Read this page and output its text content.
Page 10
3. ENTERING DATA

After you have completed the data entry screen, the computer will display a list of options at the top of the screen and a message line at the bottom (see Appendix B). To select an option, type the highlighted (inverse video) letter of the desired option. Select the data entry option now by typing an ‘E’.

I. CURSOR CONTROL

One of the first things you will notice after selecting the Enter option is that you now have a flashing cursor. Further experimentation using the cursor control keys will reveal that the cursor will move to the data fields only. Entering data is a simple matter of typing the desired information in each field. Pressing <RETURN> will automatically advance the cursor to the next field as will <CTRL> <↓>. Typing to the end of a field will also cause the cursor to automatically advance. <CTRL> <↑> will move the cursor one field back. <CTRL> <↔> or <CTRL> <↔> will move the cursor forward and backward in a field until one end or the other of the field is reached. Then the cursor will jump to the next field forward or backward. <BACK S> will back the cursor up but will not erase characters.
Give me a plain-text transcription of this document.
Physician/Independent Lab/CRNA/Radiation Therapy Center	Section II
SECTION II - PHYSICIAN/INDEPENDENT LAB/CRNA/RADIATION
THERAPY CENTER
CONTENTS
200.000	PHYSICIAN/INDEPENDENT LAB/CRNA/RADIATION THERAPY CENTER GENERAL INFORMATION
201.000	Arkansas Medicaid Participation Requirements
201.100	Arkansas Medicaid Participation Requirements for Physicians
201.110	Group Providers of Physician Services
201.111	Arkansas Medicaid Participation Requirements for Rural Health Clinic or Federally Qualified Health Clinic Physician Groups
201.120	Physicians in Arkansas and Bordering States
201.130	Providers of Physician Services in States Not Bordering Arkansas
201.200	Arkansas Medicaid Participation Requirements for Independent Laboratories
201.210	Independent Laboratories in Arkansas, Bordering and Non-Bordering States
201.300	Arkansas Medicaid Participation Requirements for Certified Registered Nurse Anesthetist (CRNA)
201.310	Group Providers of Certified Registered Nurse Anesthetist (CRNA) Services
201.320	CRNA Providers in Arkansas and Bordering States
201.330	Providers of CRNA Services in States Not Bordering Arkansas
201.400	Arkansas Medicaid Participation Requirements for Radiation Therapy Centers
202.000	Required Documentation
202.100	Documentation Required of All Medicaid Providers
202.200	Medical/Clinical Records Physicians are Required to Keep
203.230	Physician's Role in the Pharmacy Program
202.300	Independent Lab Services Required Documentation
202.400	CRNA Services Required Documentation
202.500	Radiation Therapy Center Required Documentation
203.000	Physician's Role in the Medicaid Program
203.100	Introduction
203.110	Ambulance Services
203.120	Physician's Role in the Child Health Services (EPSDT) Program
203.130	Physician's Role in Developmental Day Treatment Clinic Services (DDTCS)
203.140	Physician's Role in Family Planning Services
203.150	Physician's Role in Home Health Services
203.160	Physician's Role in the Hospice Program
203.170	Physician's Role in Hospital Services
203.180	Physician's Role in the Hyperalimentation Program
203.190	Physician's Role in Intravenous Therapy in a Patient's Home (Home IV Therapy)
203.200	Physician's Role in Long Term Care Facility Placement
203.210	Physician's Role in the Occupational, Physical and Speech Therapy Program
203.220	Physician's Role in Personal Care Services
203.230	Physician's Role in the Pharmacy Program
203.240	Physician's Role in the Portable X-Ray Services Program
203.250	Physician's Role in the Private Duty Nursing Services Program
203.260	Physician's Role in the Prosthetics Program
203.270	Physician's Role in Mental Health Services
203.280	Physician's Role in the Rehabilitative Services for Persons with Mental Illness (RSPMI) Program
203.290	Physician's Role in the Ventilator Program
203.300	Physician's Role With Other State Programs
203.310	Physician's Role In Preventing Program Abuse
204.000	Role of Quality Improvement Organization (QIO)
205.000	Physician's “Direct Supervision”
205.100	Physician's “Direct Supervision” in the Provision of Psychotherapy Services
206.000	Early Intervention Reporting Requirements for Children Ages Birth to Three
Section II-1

- **What is needed**: Each record must be returned exactly as it is written.

- **Response for this exercise**:
Read this page and output its text content.
Page 10
3. ENTERING DATA

After you have completed the data entry screen, the computer will display a list of options at the top of the screen and a message line at the bottom (see Appendix B). To select an option, type the highlighted (inverse video) letter of the desired option. Select the data entry option now by typing an ‘E’.

I. CURSOR CONTROL

One of the first things you will notice after selecting the Enter option is that you now have a flashing cursor. Further experimentation using the cursor control keys will reveal that the cursor will move to the data fields only. Entering data is a simple matter of typing the desired information in each field. Pressing <RETURN> will automatically advance the cursor to the next field as will <CTRL> <↓>. Typing to the end of a field will also cause the cursor to automatically advance. <CTRL> <↑> will move the cursor one field back. <CTRL> <↔> or <CTRL> <↔> will move the cursor forward and backward in a field until one end or the other of the field is reached. Then the cursor will jump to the next field forward or backward. <BACK S> will back the cursor up but will not erase characters.
Give me a plain-text transcription of this document.
Physician/Independent Lab/CRNA/Radiation Therapy Center	Section II
SECTION II - PHYSICIAN/INDEPENDENT LAB/CRNA/RADIATION
THERAPY CENTER
CONTENTS
200.000	PHYSICIAN/INDEPENDENT LAB/CRNA/RADIATION THERAPY CENTER GENERAL INFORMATION
201.000	Arkansas Medicaid Participation Requirements
201.100	Arkansas Medicaid Participation Requirements for Physicians
201.110	Group Providers of Physician Services
201.111	Arkansas Medicaid Participation Requirements for Rural Health Clinic or Federally Qualified Health Clinic Physician Groups
201.120	Physicians in Arkansas and Bordering States
201.130	Providers of Physician Services in States Not Bordering Arkansas
201.200	Arkansas Medicaid Participation Requirements for Independent Laboratories
201.210	Independent Laboratories in Arkansas, Bordering and Non-Bordering States
201.300	Arkansas Medicaid Participation Requirements for Certified Registered Nurse Anesthetist (CRNA)
201.310	Group Providers of Certified Registered Nurse Anesthetist (CRNA) Services
201.320	CRNA Providers in Arkansas and Bordering States
201.330	Providers of CRNA Services in States Not Bordering Arkansas
201.400	Arkansas Medicaid Participation Requirements for Radiation Therapy Centers
202.000	Required Documentation
202.100	Documentation Required of All Medicaid Providers
202.200	Medical/Clinical Records Physicians are Required to Keep
203.230	Physician's Role in the Pharmacy Program
202.300	Independent Lab Services Required Documentation
202.400	CRNA Services Required Documentation
202.500	Radiation Therapy Center Required Documentation
203.000	Physician's Role in the Medicaid Program
203.100	Introduction
203.110	Ambulance Services
203.120	Physician's Role in the Child Health Services (EPSDT) Program
203.130	Physician's Role in Developmental Day Treatment Clinic Services (DDTCS)
203.140	Physician's Role in Family Planning Services
203.150	Physician's Role in Home Health Services
203.160	Physician's Role in the Hospice Program
203.170	Physician's Role in Hospital Services
203.180	Physician's Role in the Hyperalimentation Program
203.190	Physician's Role in Intravenous Therapy in a Patient's Home (Home IV Therapy)
203.200	Physician's Role in Long Term Care Facility Placement
203.210	Physician's Role in the Occupational, Physical and Speech Therapy Program
203.220	Physician's Role in Personal Care Services
203.230	Physician's Role in the Pharmacy Program
203.240	Physician's Role in the Portable X-Ray Services Program
203.250	Physician's Role in the Private Duty Nursing Services Program
203.260	Physician's Role in the Prosthetics Program
203.270	Physician's Role in Mental Health Services
203.280	Physician's Role in the Rehabilitative Services for Persons with Mental Illness (RSPMI) Program
203.290	Physician's Role in the Ventilator Program
203.300	Physician's Role With Other State Programs
203.310	Physician's Role In Preventing Program Abuse
204.000	Role of Quality Improvement Organization (QIO)
205.000	Physician's “Direct Supervision”
205.100	Physician's “Direct Supervision” in the Provision of Psychotherapy Services
206.000	Early Intervention Reporting Requirements for Children Ages Birth to Three
Section II-1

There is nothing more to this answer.